(PROVIDED ENTRIES begins)

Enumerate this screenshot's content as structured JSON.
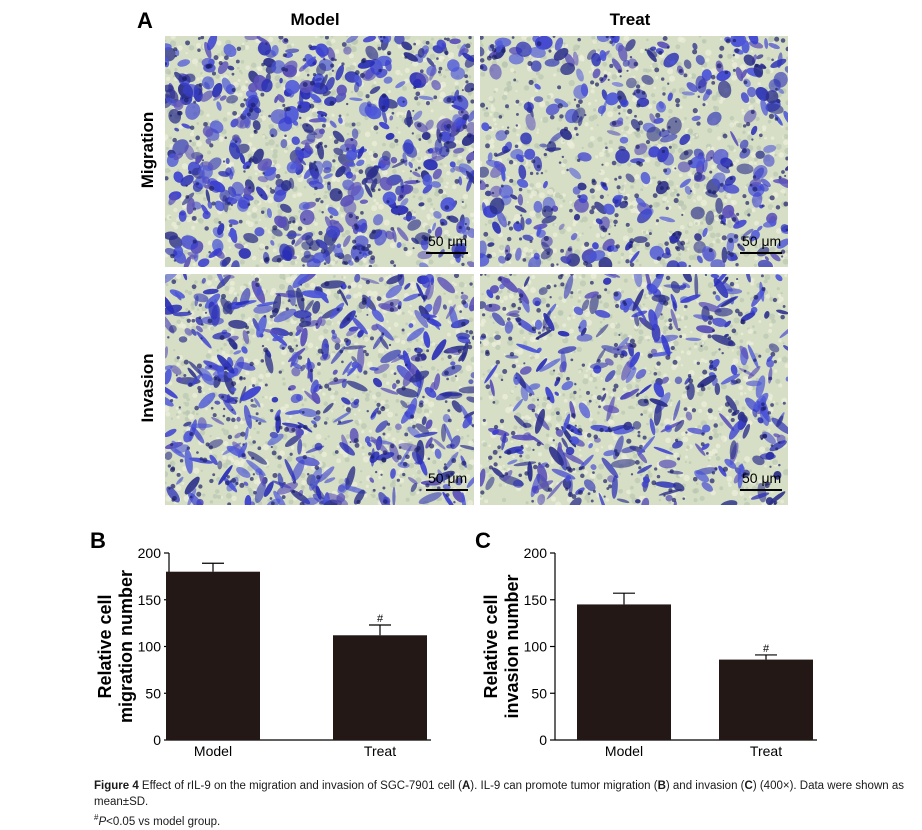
{
  "panel_a": {
    "letter": "A",
    "columns": [
      "Model",
      "Treat"
    ],
    "rows": [
      "Migration",
      "Invasion"
    ],
    "scale_label": "50 μm"
  },
  "chart_data": [
    {
      "letter": "B",
      "type": "bar",
      "categories": [
        "Model",
        "Treat"
      ],
      "values": [
        180,
        112
      ],
      "errors": [
        9,
        11
      ],
      "annotations": [
        "",
        "#"
      ],
      "ylabel_line1": "Relative cell",
      "ylabel_line2": "migration number",
      "ylim": [
        0,
        200
      ],
      "yticks": [
        0,
        50,
        100,
        150,
        200
      ],
      "bar_color": "#231815"
    },
    {
      "letter": "C",
      "type": "bar",
      "categories": [
        "Model",
        "Treat"
      ],
      "values": [
        145,
        86
      ],
      "errors": [
        12,
        5
      ],
      "annotations": [
        "",
        "#"
      ],
      "ylabel_line1": "Relative cell",
      "ylabel_line2": "invasion number",
      "ylim": [
        0,
        200
      ],
      "yticks": [
        0,
        50,
        100,
        150,
        200
      ],
      "bar_color": "#231815"
    }
  ],
  "caption": {
    "figure_label": "Figure 4",
    "text1": " Effect of rIL-9 on the migration and invasion of SGC-7901 cell (",
    "ref_a": "A",
    "text2": "). IL-9 can promote tumor migration (",
    "ref_b": "B",
    "text3": ") and invasion (",
    "ref_c": "C",
    "text4": ") (400×). Data were shown as mean±SD.",
    "line2_sup": "#",
    "line2_p": "P",
    "line2_rest": "<0.05 vs model group."
  }
}
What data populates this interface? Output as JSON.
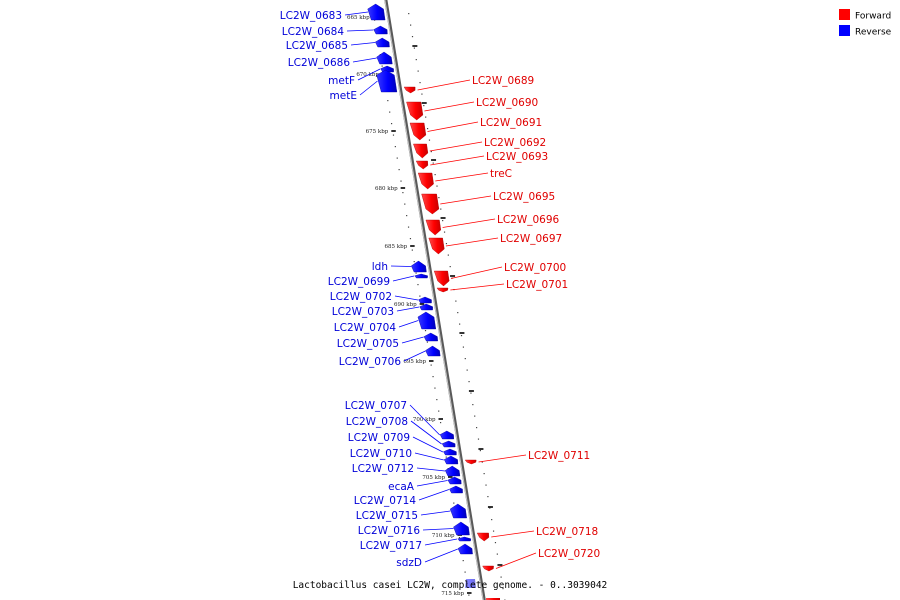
{
  "caption": "Lactobacillus casei LC2W, complete genome. - 0..3039042",
  "legend": [
    {
      "label": "Forward",
      "color": "#ff0000"
    },
    {
      "label": "Reverse",
      "color": "#0000ff"
    }
  ],
  "colors": {
    "forward": "#ff0000",
    "reverse": "#0000ff",
    "backbone": "#8a8a8a"
  },
  "ticks": [
    {
      "label": "665 kbp",
      "kbp": 665
    },
    {
      "label": "670 kbp",
      "kbp": 670
    },
    {
      "label": "675 kbp",
      "kbp": 675
    },
    {
      "label": "680 kbp",
      "kbp": 680
    },
    {
      "label": "685 kbp",
      "kbp": 685
    },
    {
      "label": "690 kbp",
      "kbp": 690
    },
    {
      "label": "695 kbp",
      "kbp": 695
    },
    {
      "label": "700 kbp",
      "kbp": 700
    },
    {
      "label": "705 kbp",
      "kbp": 705
    },
    {
      "label": "710 kbp",
      "kbp": 710
    },
    {
      "label": "715 kbp",
      "kbp": 715
    }
  ],
  "genes": [
    {
      "name": "LC2W_0683",
      "strand": "reverse"
    },
    {
      "name": "LC2W_0684",
      "strand": "reverse"
    },
    {
      "name": "LC2W_0685",
      "strand": "reverse"
    },
    {
      "name": "LC2W_0686",
      "strand": "reverse"
    },
    {
      "name": "metF",
      "strand": "reverse"
    },
    {
      "name": "metE",
      "strand": "reverse"
    },
    {
      "name": "LC2W_0689",
      "strand": "forward"
    },
    {
      "name": "LC2W_0690",
      "strand": "forward"
    },
    {
      "name": "LC2W_0691",
      "strand": "forward"
    },
    {
      "name": "LC2W_0692",
      "strand": "forward"
    },
    {
      "name": "LC2W_0693",
      "strand": "forward"
    },
    {
      "name": "treC",
      "strand": "forward"
    },
    {
      "name": "LC2W_0695",
      "strand": "forward"
    },
    {
      "name": "LC2W_0696",
      "strand": "forward"
    },
    {
      "name": "LC2W_0697",
      "strand": "forward"
    },
    {
      "name": "ldh",
      "strand": "reverse"
    },
    {
      "name": "LC2W_0699",
      "strand": "reverse"
    },
    {
      "name": "LC2W_0700",
      "strand": "forward"
    },
    {
      "name": "LC2W_0701",
      "strand": "forward"
    },
    {
      "name": "LC2W_0702",
      "strand": "reverse"
    },
    {
      "name": "LC2W_0703",
      "strand": "reverse"
    },
    {
      "name": "LC2W_0704",
      "strand": "reverse"
    },
    {
      "name": "LC2W_0705",
      "strand": "reverse"
    },
    {
      "name": "LC2W_0706",
      "strand": "reverse"
    },
    {
      "name": "LC2W_0707",
      "strand": "reverse"
    },
    {
      "name": "LC2W_0708",
      "strand": "reverse"
    },
    {
      "name": "LC2W_0709",
      "strand": "reverse"
    },
    {
      "name": "LC2W_0710",
      "strand": "reverse"
    },
    {
      "name": "LC2W_0711",
      "strand": "forward"
    },
    {
      "name": "LC2W_0712",
      "strand": "reverse"
    },
    {
      "name": "ecaA",
      "strand": "reverse"
    },
    {
      "name": "LC2W_0714",
      "strand": "reverse"
    },
    {
      "name": "LC2W_0715",
      "strand": "reverse"
    },
    {
      "name": "LC2W_0716",
      "strand": "reverse"
    },
    {
      "name": "LC2W_0717",
      "strand": "reverse"
    },
    {
      "name": "LC2W_0718",
      "strand": "forward"
    },
    {
      "name": "sdzD",
      "strand": "reverse"
    },
    {
      "name": "LC2W_0720",
      "strand": "forward"
    }
  ]
}
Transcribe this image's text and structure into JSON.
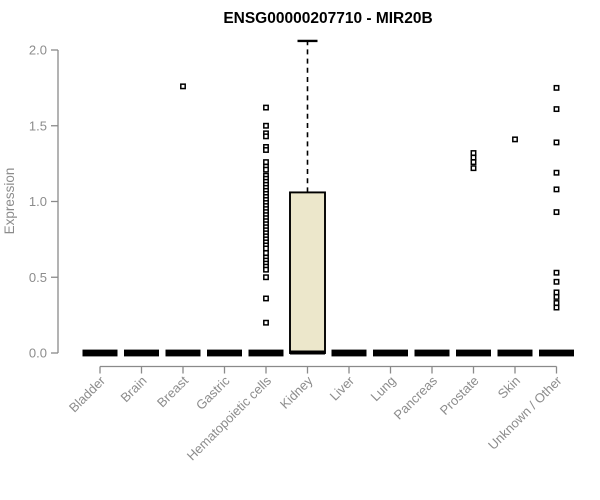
{
  "chart_data": {
    "type": "boxplot",
    "title": "ENSG00000207710 - MIR20B",
    "ylabel": "Expression",
    "xlabel": "",
    "ylim": [
      0.0,
      2.0
    ],
    "yticks": [
      0.0,
      0.5,
      1.0,
      1.5,
      2.0
    ],
    "grid": false,
    "legend": "none",
    "categories": [
      "Bladder",
      "Brain",
      "Breast",
      "Gastric",
      "Hematopoietic cells",
      "Kidney",
      "Liver",
      "Lung",
      "Pancreas",
      "Prostate",
      "Skin",
      "Unknown / Other"
    ],
    "boxes": [
      {
        "category": "Bladder",
        "q1": 0,
        "median": 0,
        "q3": 0,
        "whisker_low": 0,
        "whisker_high": 0,
        "outliers": []
      },
      {
        "category": "Brain",
        "q1": 0,
        "median": 0,
        "q3": 0,
        "whisker_low": 0,
        "whisker_high": 0,
        "outliers": []
      },
      {
        "category": "Breast",
        "q1": 0,
        "median": 0,
        "q3": 0,
        "whisker_low": 0,
        "whisker_high": 0,
        "outliers": [
          1.76
        ]
      },
      {
        "category": "Gastric",
        "q1": 0,
        "median": 0,
        "q3": 0,
        "whisker_low": 0,
        "whisker_high": 0,
        "outliers": []
      },
      {
        "category": "Hematopoietic cells",
        "q1": 0,
        "median": 0,
        "q3": 0,
        "whisker_low": 0,
        "whisker_high": 0,
        "outliers": [
          1.62,
          1.5,
          1.45,
          1.43,
          1.36,
          1.34,
          1.26,
          1.23,
          1.21,
          1.17,
          1.15,
          1.13,
          1.11,
          1.09,
          1.07,
          1.05,
          1.03,
          1.01,
          0.99,
          0.97,
          0.95,
          0.93,
          0.91,
          0.89,
          0.87,
          0.85,
          0.83,
          0.81,
          0.79,
          0.77,
          0.75,
          0.73,
          0.71,
          0.69,
          0.66,
          0.63,
          0.61,
          0.59,
          0.57,
          0.55,
          0.5,
          0.36,
          0.2
        ]
      },
      {
        "category": "Kidney",
        "q1": 0,
        "median": 0,
        "q3": 1.06,
        "whisker_low": 0,
        "whisker_high": 2.06,
        "outliers": []
      },
      {
        "category": "Liver",
        "q1": 0,
        "median": 0,
        "q3": 0,
        "whisker_low": 0,
        "whisker_high": 0,
        "outliers": []
      },
      {
        "category": "Lung",
        "q1": 0,
        "median": 0,
        "q3": 0,
        "whisker_low": 0,
        "whisker_high": 0,
        "outliers": []
      },
      {
        "category": "Pancreas",
        "q1": 0,
        "median": 0,
        "q3": 0,
        "whisker_low": 0,
        "whisker_high": 0,
        "outliers": []
      },
      {
        "category": "Prostate",
        "q1": 0,
        "median": 0,
        "q3": 0,
        "whisker_low": 0,
        "whisker_high": 0,
        "outliers": [
          1.32,
          1.29,
          1.26,
          1.22
        ]
      },
      {
        "category": "Skin",
        "q1": 0,
        "median": 0,
        "q3": 0,
        "whisker_low": 0,
        "whisker_high": 0,
        "outliers": [
          1.41
        ]
      },
      {
        "category": "Unknown / Other",
        "q1": 0,
        "median": 0,
        "q3": 0,
        "whisker_low": 0,
        "whisker_high": 0,
        "outliers": [
          1.75,
          1.61,
          1.39,
          1.19,
          1.08,
          0.93,
          0.53,
          0.47,
          0.4,
          0.37,
          0.33,
          0.3
        ]
      }
    ],
    "colors": {
      "box_fill": "#ECE7CB",
      "box_border": "#000000",
      "whisker": "#000000",
      "outlier_border": "#000000",
      "outlier_fill": "#ffffff",
      "axis_line": "#8a8a8a",
      "axis_text": "#8c8c8c",
      "title_text": "#000000",
      "background": "#ffffff"
    }
  }
}
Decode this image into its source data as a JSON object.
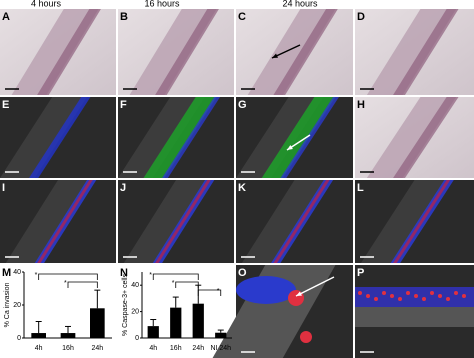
{
  "column_headers": [
    "4 hours",
    "16 hours",
    "24 hours"
  ],
  "panel_labels": [
    "A",
    "B",
    "C",
    "D",
    "E",
    "F",
    "G",
    "H",
    "I",
    "J",
    "K",
    "L",
    "M",
    "N",
    "O",
    "P"
  ],
  "chart_data": [
    {
      "type": "bar",
      "y_label": "% Ca invasion",
      "categories": [
        "4h",
        "16h",
        "24h"
      ],
      "values": [
        3,
        3,
        18
      ],
      "errors": [
        7,
        4,
        11
      ],
      "color": "#000000",
      "ylim": [
        0,
        40
      ],
      "yticks": [
        0,
        20,
        40
      ],
      "annotations": [
        "*",
        "*"
      ]
    },
    {
      "type": "bar",
      "y_label": "% Caspase-3+ cells",
      "categories": [
        "4h",
        "16h",
        "24h",
        "NI 24h"
      ],
      "values": [
        9,
        23,
        26,
        4
      ],
      "errors": [
        5,
        8,
        14,
        2
      ],
      "color": "#000000",
      "ylim": [
        0,
        50
      ],
      "yticks": [
        0,
        20,
        40
      ],
      "annotations": [
        "*",
        "*",
        "*"
      ]
    }
  ]
}
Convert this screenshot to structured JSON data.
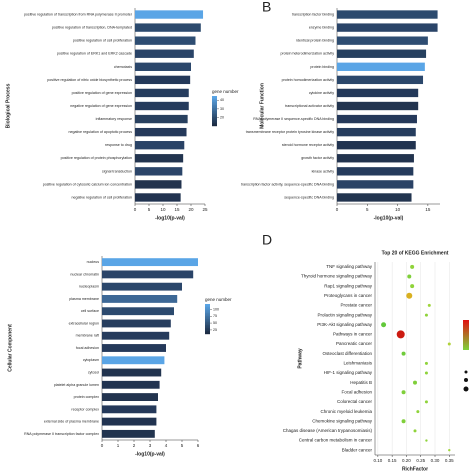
{
  "chart_data": [
    {
      "type": "bar",
      "horizontal": true,
      "ylabel": "Biological Process",
      "xlabel": "-log10(p-val)",
      "categories": [
        "positive regulation of transcription from RNA polymerase II promoter",
        "positive regulation of transcription, DNA-templated",
        "positive regulation of cell proliferation",
        "positive regulation of ERK1 and ERK2 cascade",
        "chemotaxis",
        "positive regulation of nitric oxide biosynthetic process",
        "positive regulation of gene expression",
        "negative regulation of gene expression",
        "inflammatory response",
        "negative regulation of apoptotic process",
        "response to drug",
        "positive regulation of protein phosphorylation",
        "signal transduction",
        "positive regulation of cytosolic calcium ion concentration",
        "negative regulation of cell proliferation"
      ],
      "values": [
        24.3,
        23.5,
        21.6,
        21,
        20,
        19.7,
        19.2,
        19.2,
        18.8,
        18.4,
        17.6,
        17.2,
        16.9,
        16.6,
        16.3
      ],
      "colors": [
        "#5aa5e6",
        "#2c4a6e",
        "#2e4d72",
        "#2a4468",
        "#2b476b",
        "#24395a",
        "#263d5e",
        "#253b5c",
        "#28405f",
        "#25395a",
        "#2a4366",
        "#22344f",
        "#2b4569",
        "#22334e",
        "#213350"
      ],
      "xlim": [
        0,
        25
      ],
      "xticks": [
        0,
        5,
        10,
        15,
        20,
        25
      ],
      "legend_title": "gene number",
      "colorlim": [
        10,
        45
      ],
      "legend_ticks": [
        20,
        30,
        40
      ]
    },
    {
      "type": "bar",
      "horizontal": true,
      "panel": "B",
      "ylabel": "Molecular Function",
      "xlabel": "-log10(p-val)",
      "categories": [
        "transcription factor binding",
        "enzyme binding",
        "identical protein binding",
        "protein heterodimerization activity",
        "protein binding",
        "protein homodimerization activity",
        "cytokine activity",
        "transcriptional activator activity",
        "RNA polymerase II sequence-specific DNA binding",
        "transmembrane receptor protein tyrosine kinase activity",
        "steroid hormone receptor activity",
        "growth factor activity",
        "kinase activity",
        "transcription factor activity, sequence-specific DNA binding",
        "sequence-specific DNA binding"
      ],
      "values": [
        16.6,
        16.6,
        15,
        14.7,
        14.5,
        14.2,
        13.4,
        13.4,
        13.2,
        13,
        13,
        12.7,
        12.6,
        12.6,
        12.3
      ],
      "colors": [
        "#2c4a6e",
        "#2a4468",
        "#2e4d72",
        "#26405f",
        "#5aa5e6",
        "#2b476b",
        "#24395a",
        "#22344f",
        "#25395a",
        "#263d5e",
        "#213350",
        "#22334e",
        "#253b5c",
        "#2a4366",
        "#22344f"
      ],
      "xlim": [
        0,
        17
      ],
      "xticks": [
        0,
        5,
        10,
        15
      ]
    },
    {
      "type": "bar",
      "horizontal": true,
      "ylabel": "Cellular Component",
      "xlabel": "-log10(p-val)",
      "categories": [
        "nucleus",
        "nuclear chromatin",
        "nucleoplasm",
        "plasma membrane",
        "cell surface",
        "extracellular region",
        "membrane raft",
        "focal adhesion",
        "cytoplasm",
        "cytosol",
        "platelet alpha granule lumen",
        "protein complex",
        "receptor complex",
        "external side of plasma membrane",
        "RNA polymerase II transcription factor complex"
      ],
      "values": [
        6,
        5.7,
        5,
        4.7,
        4.5,
        4.3,
        4.2,
        4,
        3.9,
        3.7,
        3.6,
        3.5,
        3.4,
        3.4,
        3.3
      ],
      "colors": [
        "#5aa5e6",
        "#2a4468",
        "#2b476b",
        "#3d6896",
        "#2c4a6e",
        "#263d5e",
        "#253b5c",
        "#24395a",
        "#5aa5e6",
        "#22344f",
        "#213350",
        "#22334e",
        "#25395a",
        "#213350",
        "#22344f"
      ],
      "xlim": [
        0,
        6
      ],
      "xticks": [
        0,
        1,
        2,
        3,
        4,
        5,
        6
      ],
      "legend_title": "gene number",
      "colorlim": [
        10,
        120
      ],
      "legend_ticks": [
        25,
        50,
        75,
        100
      ]
    },
    {
      "type": "scatter",
      "panel": "D",
      "title": "Top 20 of KEGG Enrichment",
      "ylabel": "Pathway",
      "xlabel": "RichFactor",
      "categories": [
        "TNF signaling pathway",
        "Thyroid hormone signaling pathway",
        "Rap1 signaling pathway",
        "Proteoglycans in cancer",
        "Prostate cancer",
        "Prolactin signaling pathway",
        "PI3K-Akt signaling pathway",
        "Pathways in cancer",
        "Pancreatic cancer",
        "Osteoclast differentiation",
        "Leishmaniasis",
        "HIF-1 signaling pathway",
        "Hepatitis B",
        "Focal adhesion",
        "Colorectal cancer",
        "Chronic myeloid leukemia",
        "Chemokine signaling pathway",
        "Chagas disease (American trypanosomiasis)",
        "Central carbon metabolism in cancer",
        "Bladder cancer"
      ],
      "x": [
        0.22,
        0.21,
        0.22,
        0.21,
        0.28,
        0.27,
        0.12,
        0.18,
        0.35,
        0.19,
        0.27,
        0.27,
        0.23,
        0.19,
        0.27,
        0.24,
        0.19,
        0.23,
        0.27,
        0.35
      ],
      "sizes": [
        2,
        2,
        2,
        3,
        1.5,
        1.5,
        2.5,
        4,
        1.5,
        2,
        1.5,
        1.5,
        2,
        2,
        1.5,
        1.5,
        2,
        1.5,
        1.2,
        1.2
      ],
      "colors": [
        "#8fd33a",
        "#7fcf3a",
        "#8fd33a",
        "#d9b020",
        "#9fd53a",
        "#8fd33a",
        "#62c83a",
        "#cc1a10",
        "#b0d23a",
        "#6fcb3a",
        "#8fd33a",
        "#8fd33a",
        "#7fcf3a",
        "#7fcf3a",
        "#8fd33a",
        "#8fd33a",
        "#7fcf3a",
        "#8fd33a",
        "#8fd33a",
        "#9fd53a"
      ],
      "xlim": [
        0.09,
        0.37
      ],
      "xticks": [
        {
          "value": 0.1,
          "label": "0.10"
        },
        0.15,
        {
          "value": 0.2,
          "label": "0.20"
        },
        0.25,
        {
          "value": 0.3,
          "label": "0.30"
        },
        0.35
      ]
    }
  ]
}
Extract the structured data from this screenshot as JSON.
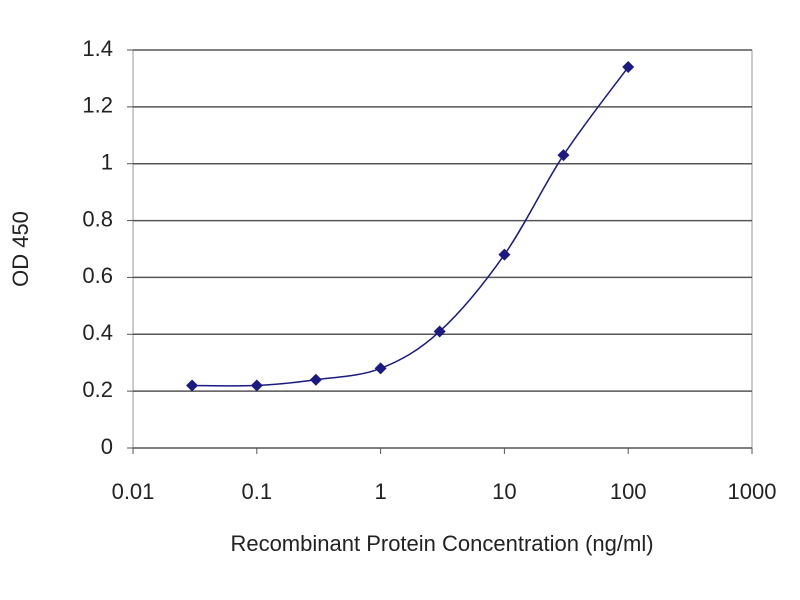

(PROVIDED ENTRIES ends)

WHAT YOU ARE ASKED TO DO =>
Report each line in the preceding entries that holds the string "regulation".

RESPONSE FOR THIS EXERCISE =>
        "positive regulation of transcription from RNA polymerase II promoter",
        "positive regulation of transcription, DNA-templated",
        "positive regulation of cell proliferation",
        "positive regulation of ERK1 and ERK2 cascade",
        "positive regulation of nitric oxide biosynthetic process",
        "positive regulation of gene expression",
        "negative regulation of gene expression",
        "negative regulation of apoptotic process",
        "positive regulation of protein phosphorylation",
        "positive regulation of cytosolic calcium ion concentration",
        "negative regulation of cell proliferation"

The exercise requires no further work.